• Stored entries:
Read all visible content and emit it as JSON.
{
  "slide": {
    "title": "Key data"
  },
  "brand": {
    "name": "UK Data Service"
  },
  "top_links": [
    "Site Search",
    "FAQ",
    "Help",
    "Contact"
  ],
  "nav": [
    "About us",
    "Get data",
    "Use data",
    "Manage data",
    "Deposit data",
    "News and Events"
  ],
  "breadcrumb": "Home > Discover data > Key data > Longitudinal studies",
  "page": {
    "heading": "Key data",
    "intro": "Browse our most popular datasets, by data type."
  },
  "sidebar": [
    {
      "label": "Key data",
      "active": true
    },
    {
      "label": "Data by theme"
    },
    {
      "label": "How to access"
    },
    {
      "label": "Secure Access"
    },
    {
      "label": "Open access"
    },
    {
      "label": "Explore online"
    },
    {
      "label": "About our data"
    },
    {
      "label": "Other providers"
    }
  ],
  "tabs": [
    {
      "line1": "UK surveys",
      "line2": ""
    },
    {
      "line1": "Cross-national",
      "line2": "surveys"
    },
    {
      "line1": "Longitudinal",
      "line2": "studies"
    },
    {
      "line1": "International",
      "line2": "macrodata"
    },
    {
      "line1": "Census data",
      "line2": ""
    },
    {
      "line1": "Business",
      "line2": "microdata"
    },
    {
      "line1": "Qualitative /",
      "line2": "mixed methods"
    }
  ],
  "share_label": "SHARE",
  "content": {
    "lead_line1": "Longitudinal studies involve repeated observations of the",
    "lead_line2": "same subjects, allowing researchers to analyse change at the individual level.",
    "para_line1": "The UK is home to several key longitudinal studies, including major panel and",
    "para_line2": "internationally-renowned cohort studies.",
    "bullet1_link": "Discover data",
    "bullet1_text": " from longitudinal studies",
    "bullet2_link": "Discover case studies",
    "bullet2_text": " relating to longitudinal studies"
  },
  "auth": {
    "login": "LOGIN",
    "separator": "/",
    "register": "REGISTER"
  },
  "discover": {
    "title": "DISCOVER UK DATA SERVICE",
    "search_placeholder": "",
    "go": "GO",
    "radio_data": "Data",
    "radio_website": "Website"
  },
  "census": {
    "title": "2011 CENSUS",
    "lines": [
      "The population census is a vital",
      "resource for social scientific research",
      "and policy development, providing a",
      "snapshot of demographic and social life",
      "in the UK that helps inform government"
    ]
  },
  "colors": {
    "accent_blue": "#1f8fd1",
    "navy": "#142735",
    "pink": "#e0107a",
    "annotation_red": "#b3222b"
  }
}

• Description of the task:
Look over the material above and show each line where "title" appears.

• Output for this task:
    "title": "Key data"
    "title": "DISCOVER UK DATA SERVICE",
    "title": "2011 CENSUS",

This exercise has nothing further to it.